▶ Required tasks
1. Decide whether each statement below agrees with the passage on numerical methods, answering yes or no and quoting the words of the passage that settle it. (a) The discretised nonlinear system is solved with a Newton–Raphson algorithm. (b) Iterative solvers are favored over sparse direct solvers for the linear systems in each iteration. (c) Under finite volume discretisation, the singular corner reduces the scheme's spatial accuracy below second order.
2. Reproduce everything in the numerical methods passage from "2.3. Numerical methods" down to "each Newton–Raphson iteration.".

▶ Passage
______
Table 1. Mesh resolutions used in the study (DOF is degrees of freedom).

2.3. Numerical methods

The nonlinear system of (2.1–2.4) admits for all $Re$ a steady solution. Once the system is discretised, the solution of the large algebraic nonlinear system of equations is determined numerically using a Newton–Raphson algorithm (see e.g. Appendix B in Faugaret et al. Reference Faugaret, Duguet, Fraigneau and Martin Witkowski2022). The $O(4N_rN_z)$ unknowns are the velocity and pressure values at each discretisation point. Due to the presence of the thin boundary layers close to each disk, the set of equations resulting from the discretisation of the continuous system is in general poorly conditioned. Sparse direct solvers will be therefore preferred over the iterative solvers for solving the linear systems in each Newton–Raphson iteration.

A technical remark concerning the geometry can be made at this point: at the junction between the rotating shroud and the stationary disc, the sudden change in $u_{\theta }$ imposed in the boundary condition induces a discontinuity of the velocity field in the $(r,z)=(\varGamma,1)$ corner. This singularity can have an impact on the accuracy of the numerical solutions. In order to avoid singular boundary conditions and the well-known associated Gibbs phenomenon, several teams using pseudospectral solvers (Serre et al. Reference Serre, Tuliszka-Sznitko and Bontoux2004; Lopez et al. Reference Lopez, Marques, Rubio and Avila2009) proposed to smooth out the discontinuous boundary condition between the stator and the shroud. Whenever finite volume discretisation is used the singular corner does not degrade the second order of spatial accuracy of the scheme, as demonstrated in Gesla et al. (Reference Gesla, Duguet, Le Quéré and Martin Witkowski2024).
______
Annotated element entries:
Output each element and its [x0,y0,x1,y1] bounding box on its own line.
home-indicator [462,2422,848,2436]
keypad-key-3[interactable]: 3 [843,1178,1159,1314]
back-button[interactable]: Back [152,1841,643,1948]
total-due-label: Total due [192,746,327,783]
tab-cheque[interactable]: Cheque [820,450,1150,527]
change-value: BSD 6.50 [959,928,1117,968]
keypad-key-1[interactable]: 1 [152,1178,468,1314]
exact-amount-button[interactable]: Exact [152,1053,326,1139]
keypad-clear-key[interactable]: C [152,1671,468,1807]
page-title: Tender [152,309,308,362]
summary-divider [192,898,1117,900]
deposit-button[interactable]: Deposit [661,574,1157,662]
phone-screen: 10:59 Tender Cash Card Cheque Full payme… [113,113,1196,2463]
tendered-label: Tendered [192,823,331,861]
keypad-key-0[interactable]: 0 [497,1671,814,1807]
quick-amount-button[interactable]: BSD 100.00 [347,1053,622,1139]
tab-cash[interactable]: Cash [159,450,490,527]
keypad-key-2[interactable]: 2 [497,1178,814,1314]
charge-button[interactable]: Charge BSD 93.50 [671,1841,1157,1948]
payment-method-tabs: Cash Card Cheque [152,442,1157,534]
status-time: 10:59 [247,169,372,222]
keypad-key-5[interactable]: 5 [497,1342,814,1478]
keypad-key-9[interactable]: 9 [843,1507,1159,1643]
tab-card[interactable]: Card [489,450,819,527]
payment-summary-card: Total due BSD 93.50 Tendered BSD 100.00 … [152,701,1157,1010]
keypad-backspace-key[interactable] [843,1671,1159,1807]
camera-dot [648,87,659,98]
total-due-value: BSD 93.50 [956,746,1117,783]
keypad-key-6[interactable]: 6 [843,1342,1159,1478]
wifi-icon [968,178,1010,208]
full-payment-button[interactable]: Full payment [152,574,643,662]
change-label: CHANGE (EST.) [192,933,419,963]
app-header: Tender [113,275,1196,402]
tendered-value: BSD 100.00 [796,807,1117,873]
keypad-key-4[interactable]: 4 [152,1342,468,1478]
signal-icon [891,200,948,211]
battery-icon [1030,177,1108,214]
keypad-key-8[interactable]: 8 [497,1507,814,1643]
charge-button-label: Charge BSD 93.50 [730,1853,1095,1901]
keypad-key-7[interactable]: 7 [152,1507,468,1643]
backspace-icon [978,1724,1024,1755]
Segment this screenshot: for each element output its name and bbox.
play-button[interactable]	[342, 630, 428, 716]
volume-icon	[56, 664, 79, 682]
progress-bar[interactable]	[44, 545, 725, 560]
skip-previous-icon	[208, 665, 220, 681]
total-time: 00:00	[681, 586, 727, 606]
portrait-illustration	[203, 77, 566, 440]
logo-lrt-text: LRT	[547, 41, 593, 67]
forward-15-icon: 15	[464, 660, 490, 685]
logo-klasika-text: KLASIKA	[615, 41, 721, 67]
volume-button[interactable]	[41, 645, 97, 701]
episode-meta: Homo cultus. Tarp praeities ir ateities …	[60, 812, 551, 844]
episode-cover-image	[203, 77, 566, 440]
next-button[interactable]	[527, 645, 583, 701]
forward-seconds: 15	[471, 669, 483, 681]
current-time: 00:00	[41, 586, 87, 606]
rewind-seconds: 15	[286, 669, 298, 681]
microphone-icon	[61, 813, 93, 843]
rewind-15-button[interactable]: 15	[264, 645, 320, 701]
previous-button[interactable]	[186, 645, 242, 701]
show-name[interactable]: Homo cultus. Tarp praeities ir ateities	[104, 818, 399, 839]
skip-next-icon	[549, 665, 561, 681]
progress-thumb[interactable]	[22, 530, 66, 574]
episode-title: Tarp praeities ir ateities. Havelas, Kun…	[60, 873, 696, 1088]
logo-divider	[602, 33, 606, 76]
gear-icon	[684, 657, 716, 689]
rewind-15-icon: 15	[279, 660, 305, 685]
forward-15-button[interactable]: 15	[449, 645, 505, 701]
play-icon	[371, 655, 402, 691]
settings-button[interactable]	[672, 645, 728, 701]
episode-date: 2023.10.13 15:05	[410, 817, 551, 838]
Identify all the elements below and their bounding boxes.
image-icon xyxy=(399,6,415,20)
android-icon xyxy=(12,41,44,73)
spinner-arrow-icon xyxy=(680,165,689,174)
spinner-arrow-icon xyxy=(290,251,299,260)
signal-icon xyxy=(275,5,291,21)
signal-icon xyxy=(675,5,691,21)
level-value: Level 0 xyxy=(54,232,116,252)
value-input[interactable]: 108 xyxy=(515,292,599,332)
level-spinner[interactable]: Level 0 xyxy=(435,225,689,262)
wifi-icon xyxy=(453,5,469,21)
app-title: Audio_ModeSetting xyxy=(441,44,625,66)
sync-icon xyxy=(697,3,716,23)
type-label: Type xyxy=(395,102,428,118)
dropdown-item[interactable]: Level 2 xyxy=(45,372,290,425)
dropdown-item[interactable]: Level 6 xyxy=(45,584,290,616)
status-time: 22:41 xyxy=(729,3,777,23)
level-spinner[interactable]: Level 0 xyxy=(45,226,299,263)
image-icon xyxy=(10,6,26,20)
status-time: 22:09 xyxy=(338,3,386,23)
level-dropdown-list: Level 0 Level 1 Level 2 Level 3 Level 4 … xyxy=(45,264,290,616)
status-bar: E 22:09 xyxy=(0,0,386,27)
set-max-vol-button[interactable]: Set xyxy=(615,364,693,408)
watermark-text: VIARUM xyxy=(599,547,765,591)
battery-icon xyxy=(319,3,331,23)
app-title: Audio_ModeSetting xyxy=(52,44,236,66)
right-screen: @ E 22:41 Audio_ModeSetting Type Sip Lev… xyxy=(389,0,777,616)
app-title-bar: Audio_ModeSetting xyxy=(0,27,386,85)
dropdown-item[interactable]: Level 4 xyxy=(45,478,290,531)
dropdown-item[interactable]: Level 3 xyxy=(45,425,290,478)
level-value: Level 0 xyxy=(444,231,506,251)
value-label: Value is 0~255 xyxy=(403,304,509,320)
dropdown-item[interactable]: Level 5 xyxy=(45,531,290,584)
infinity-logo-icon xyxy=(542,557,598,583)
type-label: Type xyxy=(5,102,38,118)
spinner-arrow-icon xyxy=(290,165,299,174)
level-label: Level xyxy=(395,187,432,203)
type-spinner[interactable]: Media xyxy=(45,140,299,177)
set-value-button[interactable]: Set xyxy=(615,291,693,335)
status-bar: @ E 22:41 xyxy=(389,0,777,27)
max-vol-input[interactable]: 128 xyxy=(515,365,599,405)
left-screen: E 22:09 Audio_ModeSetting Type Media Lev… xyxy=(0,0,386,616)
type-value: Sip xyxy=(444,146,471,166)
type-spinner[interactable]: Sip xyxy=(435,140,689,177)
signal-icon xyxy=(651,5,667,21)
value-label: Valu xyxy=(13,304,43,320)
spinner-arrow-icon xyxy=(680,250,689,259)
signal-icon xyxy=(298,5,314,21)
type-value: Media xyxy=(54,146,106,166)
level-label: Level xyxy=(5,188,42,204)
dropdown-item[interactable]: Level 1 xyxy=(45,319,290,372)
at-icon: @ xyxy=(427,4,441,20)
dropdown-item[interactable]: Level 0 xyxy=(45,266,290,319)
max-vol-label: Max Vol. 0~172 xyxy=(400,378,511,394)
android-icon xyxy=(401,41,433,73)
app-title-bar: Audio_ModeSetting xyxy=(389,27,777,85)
______
▶ Full answers
1.
(a) Yes: "the solution of the large algebraic nonlinear system of equations is determined numerically using a Newton–Raphson algorithm"
(b) No: "Sparse direct solvers will be therefore preferred over the iterative solvers for solving the linear systems in each Newton–Raphson iteration."
(c) No: "Whenever finite volume discretisation is used the singular corner does not degrade the second order of spatial accuracy of the scheme"

2.
2.3. Numerical methods

The nonlinear system of (2.1–2.4) admits for all $Re$ a steady solution. Once the system is discretised, the solution of the large algebraic nonlinear system of equations is determined numerically using a Newton–Raphson algorithm (see e.g. Appendix B in Faugaret et al. Reference Faugaret, Duguet, Fraigneau and Martin Witkowski2022). The $O(4N_rN_z)$ unknowns are the velocity and pressure values at each discretisation point. Due to the presence of the thin boundary layers close to each disk, the set of equations resulting from the discretisation of the continuous system is in general poorly conditioned. Sparse direct solvers will be therefore preferred over the iterative solvers for solving the linear systems in each Newton–Raphson iteration.